> DATA SUPPLIED:
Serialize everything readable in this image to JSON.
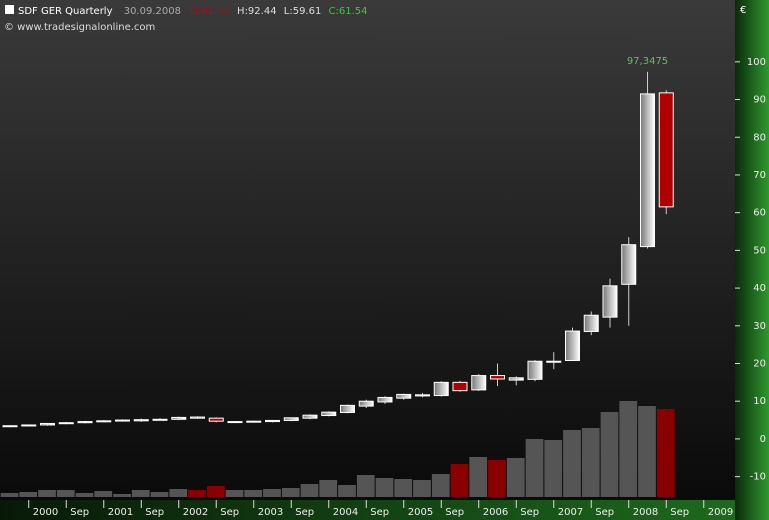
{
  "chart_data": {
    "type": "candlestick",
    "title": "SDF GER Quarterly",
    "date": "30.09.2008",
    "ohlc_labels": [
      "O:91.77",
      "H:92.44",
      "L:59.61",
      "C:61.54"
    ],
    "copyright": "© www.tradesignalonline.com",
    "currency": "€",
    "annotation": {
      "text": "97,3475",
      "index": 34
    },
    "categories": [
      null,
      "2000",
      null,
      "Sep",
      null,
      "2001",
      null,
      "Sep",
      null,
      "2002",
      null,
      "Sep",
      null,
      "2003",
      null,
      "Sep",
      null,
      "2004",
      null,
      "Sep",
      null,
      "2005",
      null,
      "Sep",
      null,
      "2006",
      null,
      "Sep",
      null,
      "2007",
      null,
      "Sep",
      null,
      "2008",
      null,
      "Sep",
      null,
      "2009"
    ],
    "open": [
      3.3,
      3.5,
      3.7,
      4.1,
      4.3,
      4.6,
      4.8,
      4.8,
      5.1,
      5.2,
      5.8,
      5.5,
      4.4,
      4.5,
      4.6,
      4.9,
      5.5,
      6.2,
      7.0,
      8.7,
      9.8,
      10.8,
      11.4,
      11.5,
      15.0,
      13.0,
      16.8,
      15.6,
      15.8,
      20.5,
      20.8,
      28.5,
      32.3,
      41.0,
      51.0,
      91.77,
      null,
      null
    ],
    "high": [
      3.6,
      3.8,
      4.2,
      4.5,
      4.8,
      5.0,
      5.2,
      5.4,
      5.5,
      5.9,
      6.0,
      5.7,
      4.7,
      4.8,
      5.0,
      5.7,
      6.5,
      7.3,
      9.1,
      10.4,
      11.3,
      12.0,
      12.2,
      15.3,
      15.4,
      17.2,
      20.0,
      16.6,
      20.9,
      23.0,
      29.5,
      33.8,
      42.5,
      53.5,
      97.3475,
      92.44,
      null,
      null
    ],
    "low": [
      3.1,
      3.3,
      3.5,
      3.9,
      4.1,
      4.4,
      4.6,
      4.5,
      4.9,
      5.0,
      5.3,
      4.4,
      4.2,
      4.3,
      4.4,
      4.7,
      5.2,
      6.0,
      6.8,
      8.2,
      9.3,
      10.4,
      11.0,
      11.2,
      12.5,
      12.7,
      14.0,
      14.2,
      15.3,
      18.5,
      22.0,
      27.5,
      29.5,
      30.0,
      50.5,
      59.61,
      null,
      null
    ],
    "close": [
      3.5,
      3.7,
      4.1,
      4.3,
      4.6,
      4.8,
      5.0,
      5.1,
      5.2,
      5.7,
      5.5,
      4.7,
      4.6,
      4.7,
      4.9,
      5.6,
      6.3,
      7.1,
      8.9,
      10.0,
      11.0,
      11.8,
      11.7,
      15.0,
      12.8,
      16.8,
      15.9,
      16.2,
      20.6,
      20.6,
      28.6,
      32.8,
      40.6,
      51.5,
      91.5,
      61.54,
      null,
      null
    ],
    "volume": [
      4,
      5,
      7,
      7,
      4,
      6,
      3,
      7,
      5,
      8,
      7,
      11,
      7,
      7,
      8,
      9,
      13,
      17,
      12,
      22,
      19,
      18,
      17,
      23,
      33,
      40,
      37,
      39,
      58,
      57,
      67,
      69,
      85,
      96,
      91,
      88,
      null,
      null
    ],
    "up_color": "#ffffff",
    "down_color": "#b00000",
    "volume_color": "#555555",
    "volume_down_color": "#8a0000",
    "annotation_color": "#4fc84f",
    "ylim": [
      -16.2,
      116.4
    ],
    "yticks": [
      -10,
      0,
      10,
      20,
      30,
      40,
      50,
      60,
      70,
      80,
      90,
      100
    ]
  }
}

> REQUIRED TASK:
Return the entries unchanged, save for the pictures, which do not belong in the copy.

> WRITTEN ANSWER:
Serialize everything readable in this image to JSON.
{
  "chart_data": {
    "type": "candlestick",
    "title": "SDF GER Quarterly",
    "date": "30.09.2008",
    "ohlc_labels": [
      "O:91.77",
      "H:92.44",
      "L:59.61",
      "C:61.54"
    ],
    "copyright": "© www.tradesignalonline.com",
    "currency": "€",
    "annotation": {
      "text": "97,3475",
      "index": 34
    },
    "categories": [
      null,
      "2000",
      null,
      "Sep",
      null,
      "2001",
      null,
      "Sep",
      null,
      "2002",
      null,
      "Sep",
      null,
      "2003",
      null,
      "Sep",
      null,
      "2004",
      null,
      "Sep",
      null,
      "2005",
      null,
      "Sep",
      null,
      "2006",
      null,
      "Sep",
      null,
      "2007",
      null,
      "Sep",
      null,
      "2008",
      null,
      "Sep",
      null,
      "2009"
    ],
    "open": [
      3.3,
      3.5,
      3.7,
      4.1,
      4.3,
      4.6,
      4.8,
      4.8,
      5.1,
      5.2,
      5.8,
      5.5,
      4.4,
      4.5,
      4.6,
      4.9,
      5.5,
      6.2,
      7.0,
      8.7,
      9.8,
      10.8,
      11.4,
      11.5,
      15.0,
      13.0,
      16.8,
      15.6,
      15.8,
      20.5,
      20.8,
      28.5,
      32.3,
      41.0,
      51.0,
      91.77,
      null,
      null
    ],
    "high": [
      3.6,
      3.8,
      4.2,
      4.5,
      4.8,
      5.0,
      5.2,
      5.4,
      5.5,
      5.9,
      6.0,
      5.7,
      4.7,
      4.8,
      5.0,
      5.7,
      6.5,
      7.3,
      9.1,
      10.4,
      11.3,
      12.0,
      12.2,
      15.3,
      15.4,
      17.2,
      20.0,
      16.6,
      20.9,
      23.0,
      29.5,
      33.8,
      42.5,
      53.5,
      97.3475,
      92.44,
      null,
      null
    ],
    "low": [
      3.1,
      3.3,
      3.5,
      3.9,
      4.1,
      4.4,
      4.6,
      4.5,
      4.9,
      5.0,
      5.3,
      4.4,
      4.2,
      4.3,
      4.4,
      4.7,
      5.2,
      6.0,
      6.8,
      8.2,
      9.3,
      10.4,
      11.0,
      11.2,
      12.5,
      12.7,
      14.0,
      14.2,
      15.3,
      18.5,
      22.0,
      27.5,
      29.5,
      30.0,
      50.5,
      59.61,
      null,
      null
    ],
    "close": [
      3.5,
      3.7,
      4.1,
      4.3,
      4.6,
      4.8,
      5.0,
      5.1,
      5.2,
      5.7,
      5.5,
      4.7,
      4.6,
      4.7,
      4.9,
      5.6,
      6.3,
      7.1,
      8.9,
      10.0,
      11.0,
      11.8,
      11.7,
      15.0,
      12.8,
      16.8,
      15.9,
      16.2,
      20.6,
      20.6,
      28.6,
      32.8,
      40.6,
      51.5,
      91.5,
      61.54,
      null,
      null
    ],
    "volume": [
      4,
      5,
      7,
      7,
      4,
      6,
      3,
      7,
      5,
      8,
      7,
      11,
      7,
      7,
      8,
      9,
      13,
      17,
      12,
      22,
      19,
      18,
      17,
      23,
      33,
      40,
      37,
      39,
      58,
      57,
      67,
      69,
      85,
      96,
      91,
      88,
      null,
      null
    ],
    "up_color": "#ffffff",
    "down_color": "#b00000",
    "volume_color": "#555555",
    "volume_down_color": "#8a0000",
    "annotation_color": "#4fc84f",
    "ylim": [
      -16.2,
      116.4
    ],
    "yticks": [
      -10,
      0,
      10,
      20,
      30,
      40,
      50,
      60,
      70,
      80,
      90,
      100
    ]
  }
}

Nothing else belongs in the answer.